(Rows from a figure dataset)
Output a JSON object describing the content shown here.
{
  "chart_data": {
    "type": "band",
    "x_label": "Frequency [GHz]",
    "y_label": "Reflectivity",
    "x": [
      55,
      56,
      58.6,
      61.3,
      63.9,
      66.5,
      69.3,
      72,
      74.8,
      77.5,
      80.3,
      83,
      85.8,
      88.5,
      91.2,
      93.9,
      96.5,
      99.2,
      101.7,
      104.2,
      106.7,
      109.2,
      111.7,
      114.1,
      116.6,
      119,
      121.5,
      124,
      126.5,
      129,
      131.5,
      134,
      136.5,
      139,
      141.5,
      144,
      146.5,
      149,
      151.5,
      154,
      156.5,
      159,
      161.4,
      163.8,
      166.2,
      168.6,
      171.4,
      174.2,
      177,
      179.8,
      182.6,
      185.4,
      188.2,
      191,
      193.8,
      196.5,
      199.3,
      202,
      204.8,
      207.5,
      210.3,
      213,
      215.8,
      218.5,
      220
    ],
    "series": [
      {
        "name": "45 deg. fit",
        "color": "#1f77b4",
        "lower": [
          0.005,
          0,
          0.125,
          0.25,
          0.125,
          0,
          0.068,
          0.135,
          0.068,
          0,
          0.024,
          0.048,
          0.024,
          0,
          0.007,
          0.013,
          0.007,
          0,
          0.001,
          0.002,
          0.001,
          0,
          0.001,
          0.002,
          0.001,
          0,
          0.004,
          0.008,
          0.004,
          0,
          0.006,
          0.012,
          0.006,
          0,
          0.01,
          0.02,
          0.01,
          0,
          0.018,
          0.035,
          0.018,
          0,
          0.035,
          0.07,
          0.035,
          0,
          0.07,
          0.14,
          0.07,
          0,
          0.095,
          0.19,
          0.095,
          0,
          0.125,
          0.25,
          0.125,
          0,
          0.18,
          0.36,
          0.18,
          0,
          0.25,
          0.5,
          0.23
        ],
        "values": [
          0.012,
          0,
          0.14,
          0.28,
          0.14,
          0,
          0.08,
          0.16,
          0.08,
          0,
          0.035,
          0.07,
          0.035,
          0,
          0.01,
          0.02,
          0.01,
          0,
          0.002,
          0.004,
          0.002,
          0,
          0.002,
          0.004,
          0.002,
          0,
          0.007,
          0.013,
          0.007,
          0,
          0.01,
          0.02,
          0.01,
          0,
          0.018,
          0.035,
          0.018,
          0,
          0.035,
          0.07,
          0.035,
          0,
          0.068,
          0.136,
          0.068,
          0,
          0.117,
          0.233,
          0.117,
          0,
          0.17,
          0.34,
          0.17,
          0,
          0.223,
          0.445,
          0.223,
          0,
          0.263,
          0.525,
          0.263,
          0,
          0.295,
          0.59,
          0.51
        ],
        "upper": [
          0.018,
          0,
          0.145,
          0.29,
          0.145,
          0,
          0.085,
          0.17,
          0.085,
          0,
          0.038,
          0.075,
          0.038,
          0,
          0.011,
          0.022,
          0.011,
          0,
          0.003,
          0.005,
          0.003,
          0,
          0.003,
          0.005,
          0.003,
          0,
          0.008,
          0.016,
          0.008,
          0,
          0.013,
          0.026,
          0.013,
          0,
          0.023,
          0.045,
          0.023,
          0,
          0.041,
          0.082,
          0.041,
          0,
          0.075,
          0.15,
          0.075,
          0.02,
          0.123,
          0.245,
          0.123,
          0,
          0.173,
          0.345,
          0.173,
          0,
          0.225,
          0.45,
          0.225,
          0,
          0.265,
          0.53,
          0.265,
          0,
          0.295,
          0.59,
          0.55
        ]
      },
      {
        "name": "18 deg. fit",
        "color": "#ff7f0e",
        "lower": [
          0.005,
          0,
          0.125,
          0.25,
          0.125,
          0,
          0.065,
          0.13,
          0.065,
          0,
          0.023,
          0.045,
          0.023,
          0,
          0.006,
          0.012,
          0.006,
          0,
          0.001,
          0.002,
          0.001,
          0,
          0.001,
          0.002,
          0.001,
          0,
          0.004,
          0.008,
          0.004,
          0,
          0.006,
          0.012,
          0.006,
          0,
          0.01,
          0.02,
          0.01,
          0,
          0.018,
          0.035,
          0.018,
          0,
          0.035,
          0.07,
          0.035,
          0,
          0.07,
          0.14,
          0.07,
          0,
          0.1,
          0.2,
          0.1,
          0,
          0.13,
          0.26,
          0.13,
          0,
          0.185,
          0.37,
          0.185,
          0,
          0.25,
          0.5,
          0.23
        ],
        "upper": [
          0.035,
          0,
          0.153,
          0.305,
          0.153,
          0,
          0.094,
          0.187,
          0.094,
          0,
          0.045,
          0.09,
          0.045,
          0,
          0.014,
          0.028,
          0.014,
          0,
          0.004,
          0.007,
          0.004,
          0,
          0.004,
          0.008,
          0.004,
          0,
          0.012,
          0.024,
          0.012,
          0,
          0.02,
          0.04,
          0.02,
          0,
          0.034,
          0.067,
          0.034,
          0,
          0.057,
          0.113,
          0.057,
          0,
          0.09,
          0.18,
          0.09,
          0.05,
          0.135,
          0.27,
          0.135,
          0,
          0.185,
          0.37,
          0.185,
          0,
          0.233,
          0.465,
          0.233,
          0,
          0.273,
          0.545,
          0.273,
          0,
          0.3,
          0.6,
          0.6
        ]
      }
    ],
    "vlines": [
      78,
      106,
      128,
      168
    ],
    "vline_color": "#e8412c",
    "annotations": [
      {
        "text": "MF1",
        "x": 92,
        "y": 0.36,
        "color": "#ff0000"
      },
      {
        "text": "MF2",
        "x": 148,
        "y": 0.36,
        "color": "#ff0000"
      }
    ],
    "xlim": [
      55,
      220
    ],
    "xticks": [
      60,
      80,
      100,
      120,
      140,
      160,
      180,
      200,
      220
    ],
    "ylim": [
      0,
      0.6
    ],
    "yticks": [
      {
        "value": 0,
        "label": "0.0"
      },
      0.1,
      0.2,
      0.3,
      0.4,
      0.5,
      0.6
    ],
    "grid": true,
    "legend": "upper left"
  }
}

▸ **Task details**:
Extract all the entries word for word.

▸ **Task response**:
Output a JSON object describing the content shown here.
{
  "chart_data": {
    "type": "band",
    "x_label": "Frequency [GHz]",
    "y_label": "Reflectivity",
    "x": [
      55,
      56,
      58.6,
      61.3,
      63.9,
      66.5,
      69.3,
      72,
      74.8,
      77.5,
      80.3,
      83,
      85.8,
      88.5,
      91.2,
      93.9,
      96.5,
      99.2,
      101.7,
      104.2,
      106.7,
      109.2,
      111.7,
      114.1,
      116.6,
      119,
      121.5,
      124,
      126.5,
      129,
      131.5,
      134,
      136.5,
      139,
      141.5,
      144,
      146.5,
      149,
      151.5,
      154,
      156.5,
      159,
      161.4,
      163.8,
      166.2,
      168.6,
      171.4,
      174.2,
      177,
      179.8,
      182.6,
      185.4,
      188.2,
      191,
      193.8,
      196.5,
      199.3,
      202,
      204.8,
      207.5,
      210.3,
      213,
      215.8,
      218.5,
      220
    ],
    "series": [
      {
        "name": "45 deg. fit",
        "color": "#1f77b4",
        "lower": [
          0.005,
          0,
          0.125,
          0.25,
          0.125,
          0,
          0.068,
          0.135,
          0.068,
          0,
          0.024,
          0.048,
          0.024,
          0,
          0.007,
          0.013,
          0.007,
          0,
          0.001,
          0.002,
          0.001,
          0,
          0.001,
          0.002,
          0.001,
          0,
          0.004,
          0.008,
          0.004,
          0,
          0.006,
          0.012,
          0.006,
          0,
          0.01,
          0.02,
          0.01,
          0,
          0.018,
          0.035,
          0.018,
          0,
          0.035,
          0.07,
          0.035,
          0,
          0.07,
          0.14,
          0.07,
          0,
          0.095,
          0.19,
          0.095,
          0,
          0.125,
          0.25,
          0.125,
          0,
          0.18,
          0.36,
          0.18,
          0,
          0.25,
          0.5,
          0.23
        ],
        "values": [
          0.012,
          0,
          0.14,
          0.28,
          0.14,
          0,
          0.08,
          0.16,
          0.08,
          0,
          0.035,
          0.07,
          0.035,
          0,
          0.01,
          0.02,
          0.01,
          0,
          0.002,
          0.004,
          0.002,
          0,
          0.002,
          0.004,
          0.002,
          0,
          0.007,
          0.013,
          0.007,
          0,
          0.01,
          0.02,
          0.01,
          0,
          0.018,
          0.035,
          0.018,
          0,
          0.035,
          0.07,
          0.035,
          0,
          0.068,
          0.136,
          0.068,
          0,
          0.117,
          0.233,
          0.117,
          0,
          0.17,
          0.34,
          0.17,
          0,
          0.223,
          0.445,
          0.223,
          0,
          0.263,
          0.525,
          0.263,
          0,
          0.295,
          0.59,
          0.51
        ],
        "upper": [
          0.018,
          0,
          0.145,
          0.29,
          0.145,
          0,
          0.085,
          0.17,
          0.085,
          0,
          0.038,
          0.075,
          0.038,
          0,
          0.011,
          0.022,
          0.011,
          0,
          0.003,
          0.005,
          0.003,
          0,
          0.003,
          0.005,
          0.003,
          0,
          0.008,
          0.016,
          0.008,
          0,
          0.013,
          0.026,
          0.013,
          0,
          0.023,
          0.045,
          0.023,
          0,
          0.041,
          0.082,
          0.041,
          0,
          0.075,
          0.15,
          0.075,
          0.02,
          0.123,
          0.245,
          0.123,
          0,
          0.173,
          0.345,
          0.173,
          0,
          0.225,
          0.45,
          0.225,
          0,
          0.265,
          0.53,
          0.265,
          0,
          0.295,
          0.59,
          0.55
        ]
      },
      {
        "name": "18 deg. fit",
        "color": "#ff7f0e",
        "lower": [
          0.005,
          0,
          0.125,
          0.25,
          0.125,
          0,
          0.065,
          0.13,
          0.065,
          0,
          0.023,
          0.045,
          0.023,
          0,
          0.006,
          0.012,
          0.006,
          0,
          0.001,
          0.002,
          0.001,
          0,
          0.001,
          0.002,
          0.001,
          0,
          0.004,
          0.008,
          0.004,
          0,
          0.006,
          0.012,
          0.006,
          0,
          0.01,
          0.02,
          0.01,
          0,
          0.018,
          0.035,
          0.018,
          0,
          0.035,
          0.07,
          0.035,
          0,
          0.07,
          0.14,
          0.07,
          0,
          0.1,
          0.2,
          0.1,
          0,
          0.13,
          0.26,
          0.13,
          0,
          0.185,
          0.37,
          0.185,
          0,
          0.25,
          0.5,
          0.23
        ],
        "upper": [
          0.035,
          0,
          0.153,
          0.305,
          0.153,
          0,
          0.094,
          0.187,
          0.094,
          0,
          0.045,
          0.09,
          0.045,
          0,
          0.014,
          0.028,
          0.014,
          0,
          0.004,
          0.007,
          0.004,
          0,
          0.004,
          0.008,
          0.004,
          0,
          0.012,
          0.024,
          0.012,
          0,
          0.02,
          0.04,
          0.02,
          0,
          0.034,
          0.067,
          0.034,
          0,
          0.057,
          0.113,
          0.057,
          0,
          0.09,
          0.18,
          0.09,
          0.05,
          0.135,
          0.27,
          0.135,
          0,
          0.185,
          0.37,
          0.185,
          0,
          0.233,
          0.465,
          0.233,
          0,
          0.273,
          0.545,
          0.273,
          0,
          0.3,
          0.6,
          0.6
        ]
      }
    ],
    "vlines": [
      78,
      106,
      128,
      168
    ],
    "vline_color": "#e8412c",
    "annotations": [
      {
        "text": "MF1",
        "x": 92,
        "y": 0.36,
        "color": "#ff0000"
      },
      {
        "text": "MF2",
        "x": 148,
        "y": 0.36,
        "color": "#ff0000"
      }
    ],
    "xlim": [
      55,
      220
    ],
    "xticks": [
      60,
      80,
      100,
      120,
      140,
      160,
      180,
      200,
      220
    ],
    "ylim": [
      0,
      0.6
    ],
    "yticks": [
      {
        "value": 0,
        "label": "0.0"
      },
      0.1,
      0.2,
      0.3,
      0.4,
      0.5,
      0.6
    ],
    "grid": true,
    "legend": "upper left"
  }
}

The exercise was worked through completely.